_Written task_:
Reproduce only the material from the line containing "List 16 of the elements and" through the line containing "bar <box>558 342 633 389</box>", both included, swapping "data-label" for "value-label" and keeping everything else identical.

[Start Records for this exercise]

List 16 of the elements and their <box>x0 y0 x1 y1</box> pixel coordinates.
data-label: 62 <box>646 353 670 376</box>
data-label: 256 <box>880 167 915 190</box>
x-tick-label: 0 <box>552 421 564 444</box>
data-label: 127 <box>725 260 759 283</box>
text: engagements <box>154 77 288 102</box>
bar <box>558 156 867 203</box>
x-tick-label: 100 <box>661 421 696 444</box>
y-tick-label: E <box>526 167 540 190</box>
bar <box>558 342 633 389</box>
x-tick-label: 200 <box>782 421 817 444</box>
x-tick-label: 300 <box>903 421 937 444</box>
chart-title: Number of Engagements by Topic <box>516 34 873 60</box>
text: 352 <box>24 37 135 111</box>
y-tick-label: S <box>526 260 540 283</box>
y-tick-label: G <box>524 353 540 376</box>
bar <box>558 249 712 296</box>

[End Records for this exercise]
[Start Records for this exercise]

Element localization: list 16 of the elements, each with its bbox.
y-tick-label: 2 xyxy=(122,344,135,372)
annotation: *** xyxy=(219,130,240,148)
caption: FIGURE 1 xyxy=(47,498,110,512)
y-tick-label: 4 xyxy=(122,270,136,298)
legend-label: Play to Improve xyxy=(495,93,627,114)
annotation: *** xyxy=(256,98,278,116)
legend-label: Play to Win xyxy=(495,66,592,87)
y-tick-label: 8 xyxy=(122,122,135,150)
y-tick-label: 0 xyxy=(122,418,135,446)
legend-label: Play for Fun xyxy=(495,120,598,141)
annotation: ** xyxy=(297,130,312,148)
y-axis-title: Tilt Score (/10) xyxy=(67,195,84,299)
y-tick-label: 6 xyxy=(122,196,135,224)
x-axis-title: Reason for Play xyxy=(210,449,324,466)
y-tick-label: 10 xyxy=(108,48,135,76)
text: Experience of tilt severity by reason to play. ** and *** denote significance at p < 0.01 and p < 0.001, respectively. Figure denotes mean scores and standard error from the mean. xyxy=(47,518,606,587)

[End Records for this exercise]

_Final result_:
List 16 of the elements and their <box>x0 y0 x1 y1</box> pixel coordinates.
value-label: 62 <box>646 353 670 376</box>
value-label: 256 <box>880 167 915 190</box>
x-tick-label: 0 <box>552 421 564 444</box>
value-label: 127 <box>725 260 759 283</box>
text: engagements <box>154 77 288 102</box>
bar <box>558 156 867 203</box>
x-tick-label: 100 <box>661 421 696 444</box>
y-tick-label: E <box>526 167 540 190</box>
bar <box>558 342 633 389</box>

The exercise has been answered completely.